Exercise:
Would it be possible to write out each entry below exactly, without the pictures?

Figure dataset records:

■ ■ ■ ■ ■

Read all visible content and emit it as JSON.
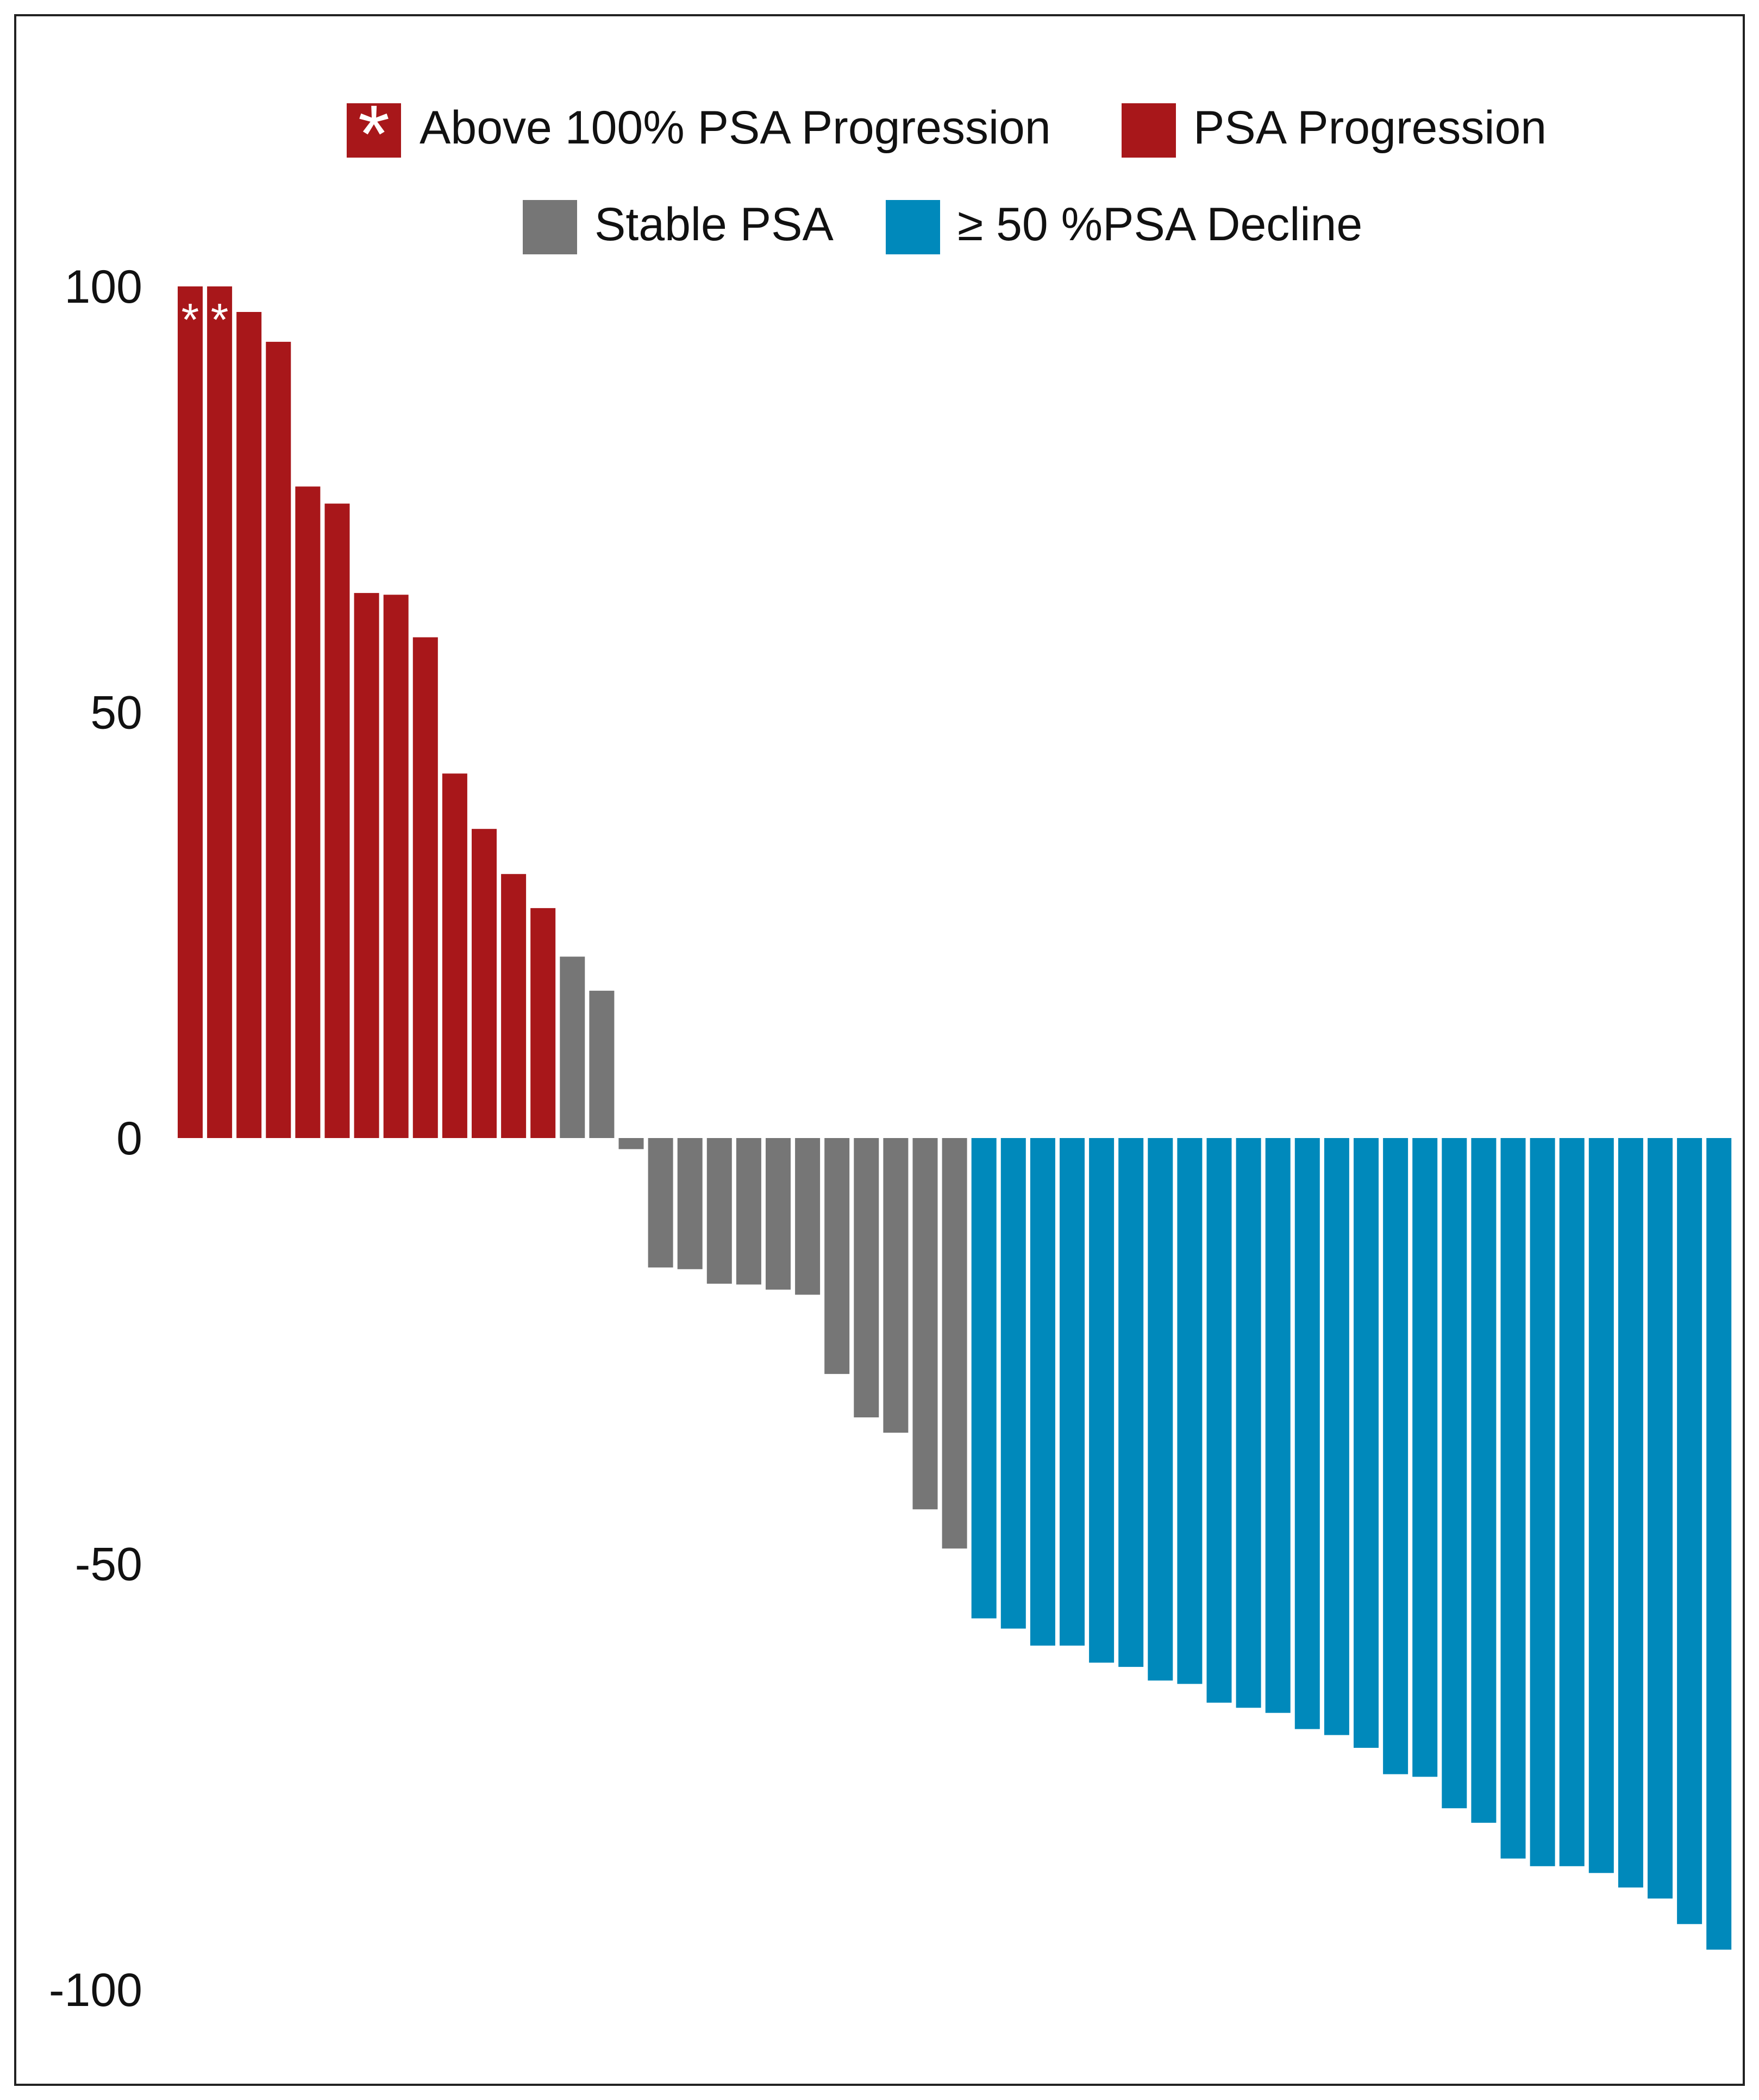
{
  "chart_data": {
    "type": "bar",
    "title": "",
    "xlabel": "",
    "ylabel": "",
    "ylim": [
      -100,
      100
    ],
    "yticks": [
      100,
      50,
      0,
      -50,
      -100
    ],
    "ytick_labels": [
      "100",
      "50",
      "0",
      "-50",
      "-100"
    ],
    "grid": false,
    "legend_position": "top-center",
    "legend": [
      {
        "key": "above",
        "label": "Above 100% PSA Progression",
        "marker": "*",
        "color": "#A8171A"
      },
      {
        "key": "progression",
        "label": "PSA Progression",
        "color": "#A8171A"
      },
      {
        "key": "stable",
        "label": "Stable PSA",
        "color": "#767676"
      },
      {
        "key": "decline",
        "label": "≥ 50 %PSA Decline",
        "color": "#0089BB"
      }
    ],
    "bar_marker": "*",
    "bars": [
      {
        "value": 100,
        "category": "above"
      },
      {
        "value": 100,
        "category": "above"
      },
      {
        "value": 97,
        "category": "progression"
      },
      {
        "value": 93.5,
        "category": "progression"
      },
      {
        "value": 76.5,
        "category": "progression"
      },
      {
        "value": 74.5,
        "category": "progression"
      },
      {
        "value": 64,
        "category": "progression"
      },
      {
        "value": 63.8,
        "category": "progression"
      },
      {
        "value": 58.8,
        "category": "progression"
      },
      {
        "value": 42.8,
        "category": "progression"
      },
      {
        "value": 36.3,
        "category": "progression"
      },
      {
        "value": 31,
        "category": "progression"
      },
      {
        "value": 27,
        "category": "progression"
      },
      {
        "value": 21.3,
        "category": "stable"
      },
      {
        "value": 17.3,
        "category": "stable"
      },
      {
        "value": -1.3,
        "category": "stable"
      },
      {
        "value": -15.2,
        "category": "stable"
      },
      {
        "value": -15.4,
        "category": "stable"
      },
      {
        "value": -17.1,
        "category": "stable"
      },
      {
        "value": -17.2,
        "category": "stable"
      },
      {
        "value": -17.8,
        "category": "stable"
      },
      {
        "value": -18.4,
        "category": "stable"
      },
      {
        "value": -27.7,
        "category": "stable"
      },
      {
        "value": -32.8,
        "category": "stable"
      },
      {
        "value": -34.6,
        "category": "stable"
      },
      {
        "value": -43.6,
        "category": "stable"
      },
      {
        "value": -48.2,
        "category": "stable"
      },
      {
        "value": -56.4,
        "category": "decline"
      },
      {
        "value": -57.6,
        "category": "decline"
      },
      {
        "value": -59.6,
        "category": "decline"
      },
      {
        "value": -59.6,
        "category": "decline"
      },
      {
        "value": -61.6,
        "category": "decline"
      },
      {
        "value": -62.1,
        "category": "decline"
      },
      {
        "value": -63.7,
        "category": "decline"
      },
      {
        "value": -64.1,
        "category": "decline"
      },
      {
        "value": -66.3,
        "category": "decline"
      },
      {
        "value": -66.9,
        "category": "decline"
      },
      {
        "value": -67.5,
        "category": "decline"
      },
      {
        "value": -69.4,
        "category": "decline"
      },
      {
        "value": -70.1,
        "category": "decline"
      },
      {
        "value": -71.6,
        "category": "decline"
      },
      {
        "value": -74.7,
        "category": "decline"
      },
      {
        "value": -75,
        "category": "decline"
      },
      {
        "value": -78.7,
        "category": "decline"
      },
      {
        "value": -80.4,
        "category": "decline"
      },
      {
        "value": -84.6,
        "category": "decline"
      },
      {
        "value": -85.5,
        "category": "decline"
      },
      {
        "value": -85.5,
        "category": "decline"
      },
      {
        "value": -86.3,
        "category": "decline"
      },
      {
        "value": -88,
        "category": "decline"
      },
      {
        "value": -89.3,
        "category": "decline"
      },
      {
        "value": -92.3,
        "category": "decline"
      },
      {
        "value": -95.3,
        "category": "decline"
      }
    ]
  }
}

■ ■ ■ ■ ■

Output of the task:
Read all visible content and emit it as JSON.
{
  "chart_data": {
    "type": "bar",
    "title": "",
    "xlabel": "",
    "ylabel": "",
    "ylim": [
      -100,
      100
    ],
    "yticks": [
      100,
      50,
      0,
      -50,
      -100
    ],
    "ytick_labels": [
      "100",
      "50",
      "0",
      "-50",
      "-100"
    ],
    "grid": false,
    "legend_position": "top-center",
    "legend": [
      {
        "key": "above",
        "label": "Above 100% PSA Progression",
        "marker": "*",
        "color": "#A8171A"
      },
      {
        "key": "progression",
        "label": "PSA Progression",
        "color": "#A8171A"
      },
      {
        "key": "stable",
        "label": "Stable PSA",
        "color": "#767676"
      },
      {
        "key": "decline",
        "label": "≥ 50 %PSA Decline",
        "color": "#0089BB"
      }
    ],
    "bar_marker": "*",
    "bars": [
      {
        "value": 100,
        "category": "above"
      },
      {
        "value": 100,
        "category": "above"
      },
      {
        "value": 97,
        "category": "progression"
      },
      {
        "value": 93.5,
        "category": "progression"
      },
      {
        "value": 76.5,
        "category": "progression"
      },
      {
        "value": 74.5,
        "category": "progression"
      },
      {
        "value": 64,
        "category": "progression"
      },
      {
        "value": 63.8,
        "category": "progression"
      },
      {
        "value": 58.8,
        "category": "progression"
      },
      {
        "value": 42.8,
        "category": "progression"
      },
      {
        "value": 36.3,
        "category": "progression"
      },
      {
        "value": 31,
        "category": "progression"
      },
      {
        "value": 27,
        "category": "progression"
      },
      {
        "value": 21.3,
        "category": "stable"
      },
      {
        "value": 17.3,
        "category": "stable"
      },
      {
        "value": -1.3,
        "category": "stable"
      },
      {
        "value": -15.2,
        "category": "stable"
      },
      {
        "value": -15.4,
        "category": "stable"
      },
      {
        "value": -17.1,
        "category": "stable"
      },
      {
        "value": -17.2,
        "category": "stable"
      },
      {
        "value": -17.8,
        "category": "stable"
      },
      {
        "value": -18.4,
        "category": "stable"
      },
      {
        "value": -27.7,
        "category": "stable"
      },
      {
        "value": -32.8,
        "category": "stable"
      },
      {
        "value": -34.6,
        "category": "stable"
      },
      {
        "value": -43.6,
        "category": "stable"
      },
      {
        "value": -48.2,
        "category": "stable"
      },
      {
        "value": -56.4,
        "category": "decline"
      },
      {
        "value": -57.6,
        "category": "decline"
      },
      {
        "value": -59.6,
        "category": "decline"
      },
      {
        "value": -59.6,
        "category": "decline"
      },
      {
        "value": -61.6,
        "category": "decline"
      },
      {
        "value": -62.1,
        "category": "decline"
      },
      {
        "value": -63.7,
        "category": "decline"
      },
      {
        "value": -64.1,
        "category": "decline"
      },
      {
        "value": -66.3,
        "category": "decline"
      },
      {
        "value": -66.9,
        "category": "decline"
      },
      {
        "value": -67.5,
        "category": "decline"
      },
      {
        "value": -69.4,
        "category": "decline"
      },
      {
        "value": -70.1,
        "category": "decline"
      },
      {
        "value": -71.6,
        "category": "decline"
      },
      {
        "value": -74.7,
        "category": "decline"
      },
      {
        "value": -75,
        "category": "decline"
      },
      {
        "value": -78.7,
        "category": "decline"
      },
      {
        "value": -80.4,
        "category": "decline"
      },
      {
        "value": -84.6,
        "category": "decline"
      },
      {
        "value": -85.5,
        "category": "decline"
      },
      {
        "value": -85.5,
        "category": "decline"
      },
      {
        "value": -86.3,
        "category": "decline"
      },
      {
        "value": -88,
        "category": "decline"
      },
      {
        "value": -89.3,
        "category": "decline"
      },
      {
        "value": -92.3,
        "category": "decline"
      },
      {
        "value": -95.3,
        "category": "decline"
      }
    ]
  }
}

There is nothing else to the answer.